- [GIVEN TASK] Pick out and copy every line below that has the word "Export".

Dataset items:
===============

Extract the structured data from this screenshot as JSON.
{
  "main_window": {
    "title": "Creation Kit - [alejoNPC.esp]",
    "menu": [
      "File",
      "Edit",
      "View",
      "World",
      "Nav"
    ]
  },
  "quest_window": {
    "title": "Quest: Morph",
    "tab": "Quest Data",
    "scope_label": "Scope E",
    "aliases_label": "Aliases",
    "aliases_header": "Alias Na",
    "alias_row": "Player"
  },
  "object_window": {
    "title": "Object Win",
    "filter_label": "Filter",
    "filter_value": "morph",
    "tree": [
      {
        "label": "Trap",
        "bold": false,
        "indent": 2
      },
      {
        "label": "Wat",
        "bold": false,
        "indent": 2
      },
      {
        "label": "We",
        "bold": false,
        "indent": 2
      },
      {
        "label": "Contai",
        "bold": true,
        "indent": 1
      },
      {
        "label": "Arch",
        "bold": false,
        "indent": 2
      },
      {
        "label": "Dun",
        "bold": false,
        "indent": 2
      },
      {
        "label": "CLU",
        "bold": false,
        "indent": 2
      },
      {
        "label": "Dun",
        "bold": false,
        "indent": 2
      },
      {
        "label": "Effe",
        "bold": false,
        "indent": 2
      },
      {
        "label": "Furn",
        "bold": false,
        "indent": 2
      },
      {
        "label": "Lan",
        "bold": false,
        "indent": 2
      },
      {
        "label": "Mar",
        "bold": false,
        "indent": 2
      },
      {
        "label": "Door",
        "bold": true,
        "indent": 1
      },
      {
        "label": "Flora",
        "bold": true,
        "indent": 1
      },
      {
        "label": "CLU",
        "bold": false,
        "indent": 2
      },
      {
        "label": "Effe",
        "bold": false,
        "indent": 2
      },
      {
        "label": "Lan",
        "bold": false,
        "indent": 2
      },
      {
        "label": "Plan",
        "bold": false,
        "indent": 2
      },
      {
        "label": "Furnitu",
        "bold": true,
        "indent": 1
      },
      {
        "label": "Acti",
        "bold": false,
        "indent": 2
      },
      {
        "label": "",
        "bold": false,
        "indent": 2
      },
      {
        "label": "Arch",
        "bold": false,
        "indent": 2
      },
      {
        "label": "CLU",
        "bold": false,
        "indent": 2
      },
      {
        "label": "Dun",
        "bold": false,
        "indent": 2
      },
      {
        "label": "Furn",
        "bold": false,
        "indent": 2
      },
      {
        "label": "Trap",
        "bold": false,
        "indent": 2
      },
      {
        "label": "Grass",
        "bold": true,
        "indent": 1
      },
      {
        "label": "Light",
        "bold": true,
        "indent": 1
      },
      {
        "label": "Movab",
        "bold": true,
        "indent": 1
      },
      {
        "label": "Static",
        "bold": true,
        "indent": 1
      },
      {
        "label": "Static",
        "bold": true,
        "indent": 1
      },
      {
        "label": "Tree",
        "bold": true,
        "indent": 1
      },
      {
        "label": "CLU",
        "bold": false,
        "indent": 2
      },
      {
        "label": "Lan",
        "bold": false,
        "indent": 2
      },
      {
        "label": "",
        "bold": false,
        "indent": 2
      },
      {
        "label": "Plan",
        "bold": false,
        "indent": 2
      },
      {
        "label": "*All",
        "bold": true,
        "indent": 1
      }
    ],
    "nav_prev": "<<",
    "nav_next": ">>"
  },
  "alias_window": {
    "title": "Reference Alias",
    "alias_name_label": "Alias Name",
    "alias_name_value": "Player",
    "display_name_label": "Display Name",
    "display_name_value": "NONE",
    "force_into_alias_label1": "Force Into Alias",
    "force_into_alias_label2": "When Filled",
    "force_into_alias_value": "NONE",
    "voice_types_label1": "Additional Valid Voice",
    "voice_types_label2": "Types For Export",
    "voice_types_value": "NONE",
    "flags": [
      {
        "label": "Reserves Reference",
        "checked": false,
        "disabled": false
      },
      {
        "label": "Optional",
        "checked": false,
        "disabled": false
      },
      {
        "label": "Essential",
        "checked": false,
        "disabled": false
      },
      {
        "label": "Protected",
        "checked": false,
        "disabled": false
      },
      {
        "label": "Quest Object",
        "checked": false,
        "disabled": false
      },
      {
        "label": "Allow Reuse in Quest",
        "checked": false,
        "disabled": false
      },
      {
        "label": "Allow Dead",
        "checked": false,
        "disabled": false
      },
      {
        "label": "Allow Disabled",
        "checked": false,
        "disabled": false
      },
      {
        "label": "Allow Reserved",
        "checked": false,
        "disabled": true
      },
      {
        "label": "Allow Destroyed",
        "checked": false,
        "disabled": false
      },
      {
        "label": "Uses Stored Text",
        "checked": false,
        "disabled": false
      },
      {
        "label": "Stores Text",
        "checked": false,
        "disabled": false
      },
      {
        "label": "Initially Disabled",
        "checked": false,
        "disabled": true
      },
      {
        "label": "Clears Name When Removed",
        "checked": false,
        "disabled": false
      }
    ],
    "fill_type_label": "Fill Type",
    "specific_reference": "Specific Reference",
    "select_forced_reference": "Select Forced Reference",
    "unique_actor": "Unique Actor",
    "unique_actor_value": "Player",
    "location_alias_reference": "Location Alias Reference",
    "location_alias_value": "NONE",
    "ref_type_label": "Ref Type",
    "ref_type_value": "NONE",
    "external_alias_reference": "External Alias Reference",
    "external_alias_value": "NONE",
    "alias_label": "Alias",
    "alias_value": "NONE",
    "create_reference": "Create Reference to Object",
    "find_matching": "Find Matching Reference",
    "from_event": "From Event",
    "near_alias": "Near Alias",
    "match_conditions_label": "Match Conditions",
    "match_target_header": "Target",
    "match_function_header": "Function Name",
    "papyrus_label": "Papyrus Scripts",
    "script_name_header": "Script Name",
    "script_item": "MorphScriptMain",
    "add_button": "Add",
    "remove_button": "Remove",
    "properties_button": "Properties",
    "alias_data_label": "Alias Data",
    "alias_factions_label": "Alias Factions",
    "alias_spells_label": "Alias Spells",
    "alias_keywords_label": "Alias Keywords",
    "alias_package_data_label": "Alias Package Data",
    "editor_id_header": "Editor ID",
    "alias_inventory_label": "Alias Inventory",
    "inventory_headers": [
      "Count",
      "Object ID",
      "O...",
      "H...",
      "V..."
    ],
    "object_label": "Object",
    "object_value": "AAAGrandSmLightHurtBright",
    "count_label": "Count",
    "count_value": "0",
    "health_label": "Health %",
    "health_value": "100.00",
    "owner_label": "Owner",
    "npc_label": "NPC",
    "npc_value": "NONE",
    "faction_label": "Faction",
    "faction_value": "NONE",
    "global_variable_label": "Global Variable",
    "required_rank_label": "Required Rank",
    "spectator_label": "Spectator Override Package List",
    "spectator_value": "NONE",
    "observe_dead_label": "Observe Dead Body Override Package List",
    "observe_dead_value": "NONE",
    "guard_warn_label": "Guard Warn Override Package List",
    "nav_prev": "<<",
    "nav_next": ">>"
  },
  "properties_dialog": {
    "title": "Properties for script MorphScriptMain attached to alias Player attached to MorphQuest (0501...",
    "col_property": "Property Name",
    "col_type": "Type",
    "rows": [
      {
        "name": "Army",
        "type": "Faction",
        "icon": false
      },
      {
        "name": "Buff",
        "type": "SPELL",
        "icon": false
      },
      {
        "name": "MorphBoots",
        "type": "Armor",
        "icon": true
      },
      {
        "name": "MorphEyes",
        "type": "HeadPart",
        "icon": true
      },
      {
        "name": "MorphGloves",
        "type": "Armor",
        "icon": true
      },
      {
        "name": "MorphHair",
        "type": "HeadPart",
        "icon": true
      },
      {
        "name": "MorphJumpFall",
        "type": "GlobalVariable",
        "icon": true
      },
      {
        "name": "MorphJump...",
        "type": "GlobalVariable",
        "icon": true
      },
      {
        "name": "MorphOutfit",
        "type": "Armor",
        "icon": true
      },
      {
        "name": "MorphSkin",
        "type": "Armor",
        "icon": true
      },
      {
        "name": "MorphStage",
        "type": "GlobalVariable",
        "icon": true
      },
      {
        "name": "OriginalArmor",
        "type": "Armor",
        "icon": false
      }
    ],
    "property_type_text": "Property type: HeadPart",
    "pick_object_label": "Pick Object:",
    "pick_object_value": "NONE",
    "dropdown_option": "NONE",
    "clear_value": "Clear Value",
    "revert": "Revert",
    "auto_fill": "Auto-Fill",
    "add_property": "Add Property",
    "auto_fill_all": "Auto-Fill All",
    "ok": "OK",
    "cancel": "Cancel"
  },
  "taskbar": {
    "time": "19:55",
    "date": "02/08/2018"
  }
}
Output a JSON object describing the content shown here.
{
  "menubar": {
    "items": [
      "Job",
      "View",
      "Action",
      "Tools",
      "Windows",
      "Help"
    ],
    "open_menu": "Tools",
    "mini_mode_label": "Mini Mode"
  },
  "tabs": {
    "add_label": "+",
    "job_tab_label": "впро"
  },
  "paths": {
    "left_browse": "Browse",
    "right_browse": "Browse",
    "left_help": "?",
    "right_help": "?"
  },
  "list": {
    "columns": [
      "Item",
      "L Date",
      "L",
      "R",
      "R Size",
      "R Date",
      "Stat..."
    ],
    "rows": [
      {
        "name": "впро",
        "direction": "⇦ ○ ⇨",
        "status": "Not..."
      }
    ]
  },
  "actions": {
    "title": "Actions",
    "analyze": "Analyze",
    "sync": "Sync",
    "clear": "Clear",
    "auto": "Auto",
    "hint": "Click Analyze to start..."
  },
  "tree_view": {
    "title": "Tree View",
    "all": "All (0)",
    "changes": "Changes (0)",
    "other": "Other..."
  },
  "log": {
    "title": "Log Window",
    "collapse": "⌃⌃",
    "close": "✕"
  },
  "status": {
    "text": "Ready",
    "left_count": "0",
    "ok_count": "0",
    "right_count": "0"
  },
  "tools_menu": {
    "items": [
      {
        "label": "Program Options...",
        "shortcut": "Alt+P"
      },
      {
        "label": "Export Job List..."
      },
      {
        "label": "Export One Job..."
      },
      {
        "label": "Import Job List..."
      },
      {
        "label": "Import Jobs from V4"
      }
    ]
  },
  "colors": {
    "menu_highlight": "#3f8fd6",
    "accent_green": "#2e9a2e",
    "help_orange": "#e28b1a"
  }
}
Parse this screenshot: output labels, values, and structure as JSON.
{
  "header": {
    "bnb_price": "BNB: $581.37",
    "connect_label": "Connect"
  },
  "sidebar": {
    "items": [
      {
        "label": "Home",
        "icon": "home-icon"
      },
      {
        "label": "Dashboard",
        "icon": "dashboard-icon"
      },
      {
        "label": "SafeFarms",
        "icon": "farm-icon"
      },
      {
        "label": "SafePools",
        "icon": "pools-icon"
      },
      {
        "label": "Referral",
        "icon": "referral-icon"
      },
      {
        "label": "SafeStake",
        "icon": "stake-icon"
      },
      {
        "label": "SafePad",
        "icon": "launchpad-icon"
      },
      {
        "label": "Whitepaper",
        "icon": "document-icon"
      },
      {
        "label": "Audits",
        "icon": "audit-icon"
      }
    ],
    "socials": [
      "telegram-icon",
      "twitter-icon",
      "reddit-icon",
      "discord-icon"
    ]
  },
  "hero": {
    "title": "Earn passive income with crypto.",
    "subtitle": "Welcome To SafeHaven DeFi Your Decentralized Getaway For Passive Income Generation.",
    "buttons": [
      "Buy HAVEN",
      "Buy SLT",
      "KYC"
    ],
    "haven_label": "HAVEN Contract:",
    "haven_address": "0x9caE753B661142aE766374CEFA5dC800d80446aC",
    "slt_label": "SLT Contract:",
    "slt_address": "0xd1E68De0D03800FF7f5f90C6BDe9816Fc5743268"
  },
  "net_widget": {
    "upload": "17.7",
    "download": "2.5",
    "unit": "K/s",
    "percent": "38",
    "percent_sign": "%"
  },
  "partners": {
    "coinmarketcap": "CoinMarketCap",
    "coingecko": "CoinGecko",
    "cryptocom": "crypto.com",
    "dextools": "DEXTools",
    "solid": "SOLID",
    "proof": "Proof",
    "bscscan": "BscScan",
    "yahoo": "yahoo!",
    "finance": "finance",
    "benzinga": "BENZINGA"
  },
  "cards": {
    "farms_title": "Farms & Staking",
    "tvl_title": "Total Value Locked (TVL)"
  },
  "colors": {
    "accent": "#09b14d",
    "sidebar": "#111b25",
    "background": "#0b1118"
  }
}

===============

- [TASK RESULT]
    "voice_types_label2": "Types For Export",
        "label": "Export Job List..."
        "label": "Export One Job..."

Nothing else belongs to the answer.